[Items from a figure collection]
· · · · ·
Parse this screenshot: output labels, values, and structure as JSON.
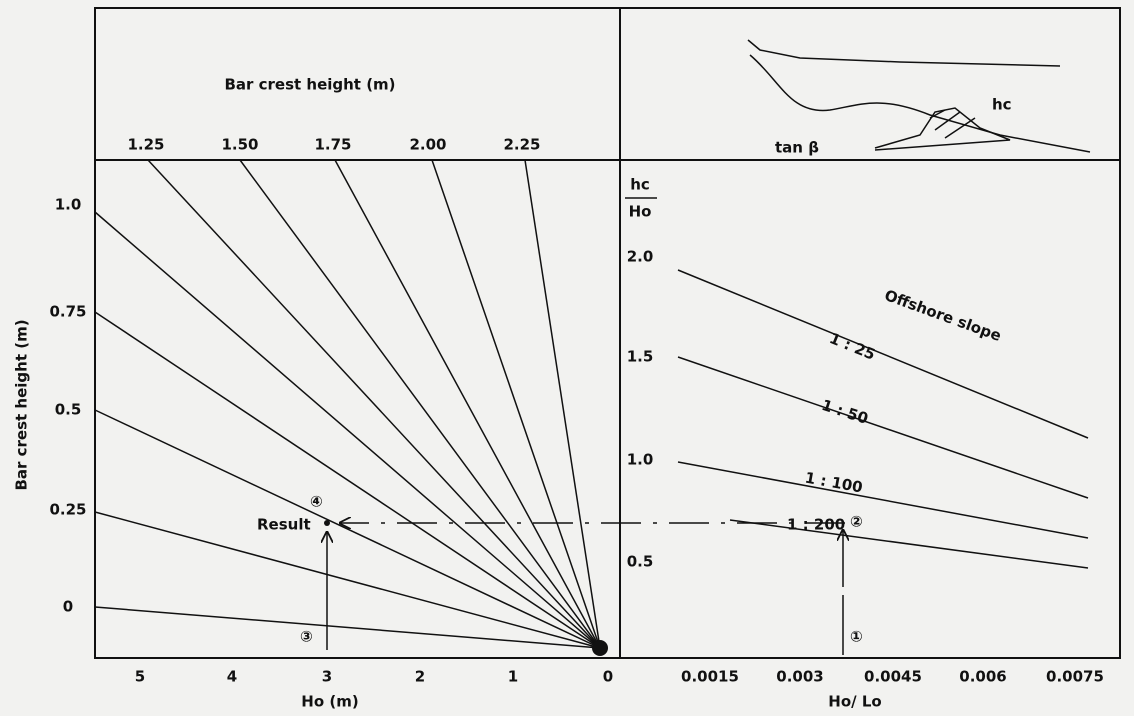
{
  "top_left": {
    "title": "Bar crest height  (m)",
    "ray_labels": [
      "1.25",
      "1.50",
      "1.75",
      "2.00",
      "2.25"
    ]
  },
  "top_right": {
    "labels": [
      "hc",
      "tan β"
    ]
  },
  "left_panel": {
    "y_axis_label": "Bar crest height  (m)",
    "y_ticks": [
      "1.0",
      "0.75",
      "0.5",
      "0.25",
      "0"
    ],
    "x_ticks": [
      "5",
      "4",
      "3",
      "2",
      "1",
      "0"
    ],
    "x_axis_label": "Ho  (m)",
    "result": "Result",
    "markers": [
      "④",
      "③"
    ]
  },
  "right_panel": {
    "y_axis_label_top": "hc",
    "y_axis_label_bottom": "Ho",
    "y_ticks": [
      "2.0",
      "1.5",
      "1.0",
      "0.5"
    ],
    "x_ticks": [
      "0.0015",
      "0.003",
      "0.0045",
      "0.006",
      "0.0075"
    ],
    "x_axis_label": "Ho/ Lo",
    "legend_title": "Offshore slope",
    "slopes": [
      "1 : 25",
      "1 : 50",
      "1 : 100",
      "1 : 200"
    ],
    "markers": [
      "②",
      "①"
    ]
  }
}
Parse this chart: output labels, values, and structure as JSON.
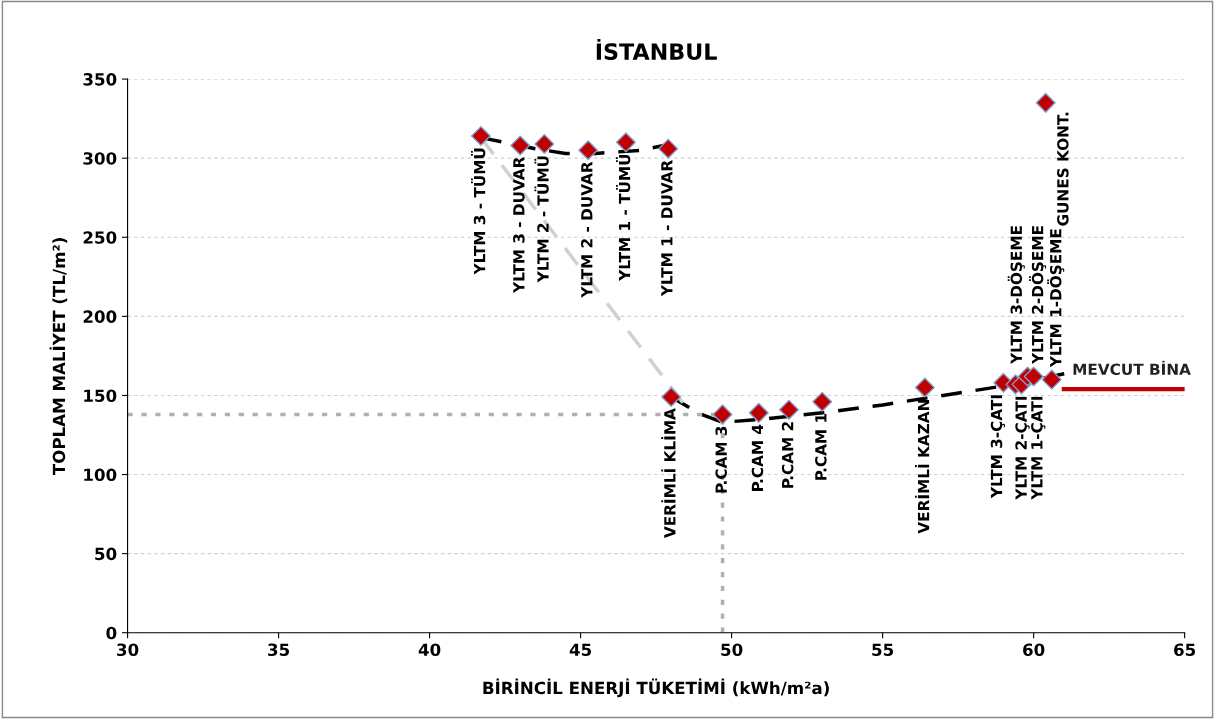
{
  "chart_data": {
    "type": "scatter",
    "title": "İSTANBUL",
    "xlabel": "BİRİNCİL ENERJİ TÜKETİMİ (kWh/m²a)",
    "ylabel": "TOPLAM MALİYET (TL/m²)",
    "xlim": [
      30,
      65
    ],
    "xticks": [
      30,
      35,
      40,
      45,
      50,
      55,
      60,
      65
    ],
    "ylim": [
      0,
      350
    ],
    "yticks": [
      0,
      50,
      100,
      150,
      200,
      250,
      300,
      350
    ],
    "grid": "y",
    "series": [
      {
        "type": "line",
        "color": "#000000",
        "line_style": "dashed",
        "marker": "none",
        "x": [
          41.7,
          43.5,
          44.5,
          45.5,
          47.0,
          48.0
        ],
        "values": [
          313,
          306,
          303,
          303,
          305,
          309
        ]
      },
      {
        "type": "line",
        "color": "#000000",
        "line_style": "dashed",
        "marker": "none",
        "x": [
          48.0,
          49.0,
          49.7,
          51.0,
          53.0,
          55.0,
          57.0,
          59.0,
          61.1
        ],
        "values": [
          149,
          138,
          133,
          135,
          139,
          144,
          150,
          156,
          164
        ]
      },
      {
        "type": "line",
        "color": "#d0d0d0",
        "line_style": "dashed",
        "marker": "none",
        "x": [
          41.7,
          48.6
        ],
        "values": [
          313,
          140
        ]
      },
      {
        "type": "line",
        "color": "#b0b0b0",
        "line_style": "dotted",
        "marker": "none",
        "x": [
          30,
          49.7
        ],
        "values": [
          138,
          138
        ]
      },
      {
        "type": "line",
        "color": "#b0b0b0",
        "line_style": "dotted",
        "marker": "none",
        "x": [
          49.7,
          49.7
        ],
        "values": [
          0,
          138
        ]
      },
      {
        "type": "line",
        "name": "MEVCUT BİNA",
        "color": "#c00000",
        "line_style": "solid",
        "marker": "none",
        "x": [
          61.0,
          65.0
        ],
        "values": [
          154,
          154
        ]
      },
      {
        "color": "#c00000",
        "marker": "diamond",
        "x": [
          41.7,
          43.0,
          43.8,
          45.25,
          46.5,
          47.9,
          48.0,
          49.7,
          50.9,
          51.9,
          53.0,
          56.4,
          59.0,
          59.4,
          59.6,
          59.8,
          60.0,
          60.6,
          60.4
        ],
        "values": [
          314,
          308,
          309,
          305,
          310,
          306,
          149,
          138,
          139,
          141,
          146,
          155,
          158,
          157,
          157,
          162,
          162,
          160,
          335
        ]
      }
    ],
    "annotations": [
      {
        "text": "YLTM 3 - TÜMÜ",
        "x": 41.7,
        "y": 314
      },
      {
        "text": "YLTM 3 - DUVAR",
        "x": 43.0,
        "y": 308
      },
      {
        "text": "YLTM 2 - TÜMÜ",
        "x": 43.8,
        "y": 309
      },
      {
        "text": "YLTM 2 - DUVAR",
        "x": 45.25,
        "y": 305
      },
      {
        "text": "YLTM 1 - TÜMÜ",
        "x": 46.5,
        "y": 310
      },
      {
        "text": "YLTM 1 - DUVAR",
        "x": 47.9,
        "y": 306
      },
      {
        "text": "VERİMLİ KLİMA",
        "x": 48.0,
        "y": 149
      },
      {
        "text": "P.CAM 3",
        "x": 49.7,
        "y": 138
      },
      {
        "text": "P.CAM 4",
        "x": 50.9,
        "y": 139
      },
      {
        "text": "P.CAM 2",
        "x": 51.9,
        "y": 141
      },
      {
        "text": "P.CAM 1",
        "x": 53.0,
        "y": 146
      },
      {
        "text": "VERİMLİ KAZAN",
        "x": 56.4,
        "y": 155
      },
      {
        "text": "YLTM 3-ÇATI",
        "x": 59.0,
        "y": 158
      },
      {
        "text": "YLTM 2-ÇATI",
        "x": 59.4,
        "y": 157
      },
      {
        "text": "YLTM 1-ÇATI",
        "x": 59.6,
        "y": 157
      },
      {
        "text": "YLTM 3-DÖŞEME",
        "x": 59.8,
        "y": 162
      },
      {
        "text": "YLTM 2-DÖŞEME",
        "x": 60.0,
        "y": 162
      },
      {
        "text": "YLTM 1-DÖŞEME",
        "x": 60.6,
        "y": 160
      },
      {
        "text": "GUNES KONT.",
        "x": 60.4,
        "y": 335
      }
    ]
  }
}
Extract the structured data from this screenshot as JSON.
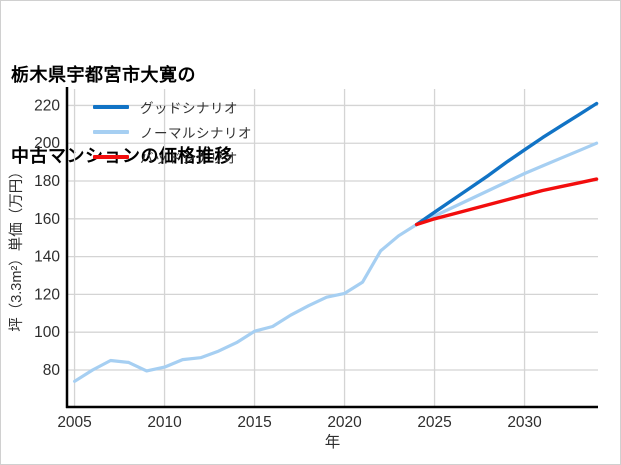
{
  "title": {
    "line1": "栃木県宇都宮市大寛の",
    "line2": "中古マンションの価格推移"
  },
  "colors": {
    "background": "#ffffff",
    "canvas_border": "#d0d0d0",
    "grid": "#d4d4d4",
    "axis": "#000000",
    "tick_label": "#2e2e2e",
    "axis_label": "#2e2e2e",
    "legend_text": "#333333",
    "good": "#1173c5",
    "normal": "#a6cff2",
    "bad": "#f20d0d"
  },
  "chart_data": {
    "type": "line",
    "title": "栃木県宇都宮市大寛の中古マンションの価格推移",
    "xlabel": "年",
    "ylabel": "坪（3.3m²）単価（万円）",
    "xlim": [
      2004.58,
      2034.08
    ],
    "ylim": [
      60.4,
      228.7
    ],
    "xticks": [
      2005,
      2010,
      2015,
      2020,
      2025,
      2030
    ],
    "yticks": [
      80,
      100,
      120,
      140,
      160,
      180,
      200,
      220
    ],
    "grid": true,
    "legend_position": "top-left",
    "series": [
      {
        "name": "グッドシナリオ",
        "color": "#1173c5",
        "width": 3.4,
        "x": [
          2024,
          2025,
          2026,
          2027,
          2028,
          2029,
          2030,
          2031,
          2032,
          2033,
          2034
        ],
        "values": [
          157,
          163.5,
          170,
          176.5,
          183,
          190,
          196.5,
          203,
          209,
          215,
          221
        ]
      },
      {
        "name": "ノーマルシナリオ",
        "color": "#a6cff2",
        "width": 3.2,
        "x": [
          2005,
          2006,
          2007,
          2008,
          2009,
          2010,
          2011,
          2012,
          2013,
          2014,
          2015,
          2016,
          2017,
          2018,
          2019,
          2020,
          2021,
          2022,
          2023,
          2024,
          2025,
          2026,
          2027,
          2028,
          2029,
          2030,
          2031,
          2032,
          2033,
          2034
        ],
        "values": [
          74,
          80,
          85,
          84,
          79.5,
          81.5,
          85.5,
          86.5,
          90,
          94.5,
          100.5,
          103,
          109,
          114,
          118.5,
          120.5,
          126.5,
          143,
          151,
          157,
          161.5,
          166,
          170.5,
          175,
          179.5,
          184,
          188,
          192,
          196,
          200
        ]
      },
      {
        "name": "バッドシナリオ",
        "color": "#f20d0d",
        "width": 3.4,
        "x": [
          2024,
          2025,
          2026,
          2027,
          2028,
          2029,
          2030,
          2031,
          2032,
          2033,
          2034
        ],
        "values": [
          157,
          160,
          162.5,
          165,
          167.5,
          170,
          172.5,
          175,
          177,
          179,
          181
        ]
      }
    ]
  }
}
· · · · ·
• **Exercise**
Of the lines in this listing, report how many contain the string "height", and give the number only.

• **Result for this exercise**
2